AIM: Reproduce every entry below precisely; do not include the pictures.

>>>>>

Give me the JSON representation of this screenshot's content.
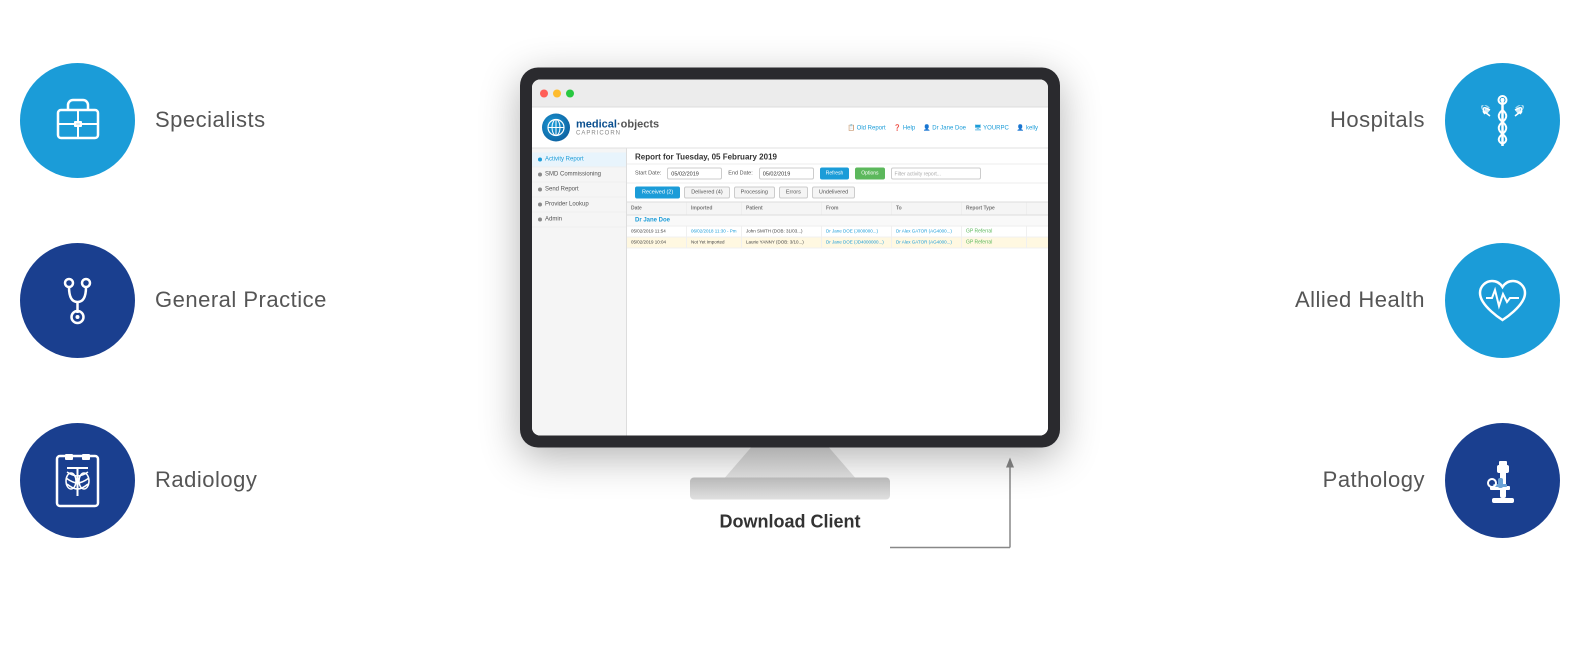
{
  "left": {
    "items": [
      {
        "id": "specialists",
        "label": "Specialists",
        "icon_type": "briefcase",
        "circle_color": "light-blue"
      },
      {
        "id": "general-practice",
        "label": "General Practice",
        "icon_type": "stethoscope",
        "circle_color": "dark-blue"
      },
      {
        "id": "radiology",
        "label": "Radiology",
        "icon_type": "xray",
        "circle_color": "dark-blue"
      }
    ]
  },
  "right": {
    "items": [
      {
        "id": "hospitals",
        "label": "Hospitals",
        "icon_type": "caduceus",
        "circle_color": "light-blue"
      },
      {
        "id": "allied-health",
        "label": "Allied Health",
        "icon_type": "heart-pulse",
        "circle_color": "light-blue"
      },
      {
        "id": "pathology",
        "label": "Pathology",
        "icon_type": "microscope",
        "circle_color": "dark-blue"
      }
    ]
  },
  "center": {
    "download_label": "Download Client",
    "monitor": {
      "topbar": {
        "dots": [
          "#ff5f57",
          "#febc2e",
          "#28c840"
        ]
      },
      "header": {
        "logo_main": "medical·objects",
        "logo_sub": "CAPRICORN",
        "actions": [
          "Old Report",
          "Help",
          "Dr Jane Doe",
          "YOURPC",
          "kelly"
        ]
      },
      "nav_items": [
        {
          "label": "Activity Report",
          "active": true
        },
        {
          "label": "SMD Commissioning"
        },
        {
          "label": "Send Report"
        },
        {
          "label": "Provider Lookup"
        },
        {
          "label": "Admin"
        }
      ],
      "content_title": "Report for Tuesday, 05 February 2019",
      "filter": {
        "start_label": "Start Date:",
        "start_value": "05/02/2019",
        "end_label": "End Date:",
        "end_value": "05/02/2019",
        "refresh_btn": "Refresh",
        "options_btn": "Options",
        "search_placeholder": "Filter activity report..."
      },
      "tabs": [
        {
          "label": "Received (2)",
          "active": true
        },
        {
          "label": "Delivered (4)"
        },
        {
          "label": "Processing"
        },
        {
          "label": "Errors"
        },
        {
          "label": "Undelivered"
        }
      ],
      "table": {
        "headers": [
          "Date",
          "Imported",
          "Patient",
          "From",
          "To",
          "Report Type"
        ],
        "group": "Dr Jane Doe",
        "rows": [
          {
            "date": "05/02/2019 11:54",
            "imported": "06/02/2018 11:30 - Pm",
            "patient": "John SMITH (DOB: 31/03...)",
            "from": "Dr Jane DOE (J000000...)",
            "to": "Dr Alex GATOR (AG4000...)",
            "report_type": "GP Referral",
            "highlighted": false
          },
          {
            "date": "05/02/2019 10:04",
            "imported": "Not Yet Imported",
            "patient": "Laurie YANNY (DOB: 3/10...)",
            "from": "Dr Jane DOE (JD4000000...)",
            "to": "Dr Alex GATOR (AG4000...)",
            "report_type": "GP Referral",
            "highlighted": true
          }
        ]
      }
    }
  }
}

<<<<<

REPLY TO THE TASK:
Give me the JSON representation of this screenshot's content.
{
  "left": {
    "items": [
      {
        "id": "specialists",
        "label": "Specialists",
        "icon_type": "briefcase",
        "circle_color": "light-blue"
      },
      {
        "id": "general-practice",
        "label": "General Practice",
        "icon_type": "stethoscope",
        "circle_color": "dark-blue"
      },
      {
        "id": "radiology",
        "label": "Radiology",
        "icon_type": "xray",
        "circle_color": "dark-blue"
      }
    ]
  },
  "right": {
    "items": [
      {
        "id": "hospitals",
        "label": "Hospitals",
        "icon_type": "caduceus",
        "circle_color": "light-blue"
      },
      {
        "id": "allied-health",
        "label": "Allied Health",
        "icon_type": "heart-pulse",
        "circle_color": "light-blue"
      },
      {
        "id": "pathology",
        "label": "Pathology",
        "icon_type": "microscope",
        "circle_color": "dark-blue"
      }
    ]
  },
  "center": {
    "download_label": "Download Client",
    "monitor": {
      "topbar": {
        "dots": [
          "#ff5f57",
          "#febc2e",
          "#28c840"
        ]
      },
      "header": {
        "logo_main": "medical·objects",
        "logo_sub": "CAPRICORN",
        "actions": [
          "Old Report",
          "Help",
          "Dr Jane Doe",
          "YOURPC",
          "kelly"
        ]
      },
      "nav_items": [
        {
          "label": "Activity Report",
          "active": true
        },
        {
          "label": "SMD Commissioning"
        },
        {
          "label": "Send Report"
        },
        {
          "label": "Provider Lookup"
        },
        {
          "label": "Admin"
        }
      ],
      "content_title": "Report for Tuesday, 05 February 2019",
      "filter": {
        "start_label": "Start Date:",
        "start_value": "05/02/2019",
        "end_label": "End Date:",
        "end_value": "05/02/2019",
        "refresh_btn": "Refresh",
        "options_btn": "Options",
        "search_placeholder": "Filter activity report..."
      },
      "tabs": [
        {
          "label": "Received (2)",
          "active": true
        },
        {
          "label": "Delivered (4)"
        },
        {
          "label": "Processing"
        },
        {
          "label": "Errors"
        },
        {
          "label": "Undelivered"
        }
      ],
      "table": {
        "headers": [
          "Date",
          "Imported",
          "Patient",
          "From",
          "To",
          "Report Type"
        ],
        "group": "Dr Jane Doe",
        "rows": [
          {
            "date": "05/02/2019 11:54",
            "imported": "06/02/2018 11:30 - Pm",
            "patient": "John SMITH (DOB: 31/03...)",
            "from": "Dr Jane DOE (J000000...)",
            "to": "Dr Alex GATOR (AG4000...)",
            "report_type": "GP Referral",
            "highlighted": false
          },
          {
            "date": "05/02/2019 10:04",
            "imported": "Not Yet Imported",
            "patient": "Laurie YANNY (DOB: 3/10...)",
            "from": "Dr Jane DOE (JD4000000...)",
            "to": "Dr Alex GATOR (AG4000...)",
            "report_type": "GP Referral",
            "highlighted": true
          }
        ]
      }
    }
  }
}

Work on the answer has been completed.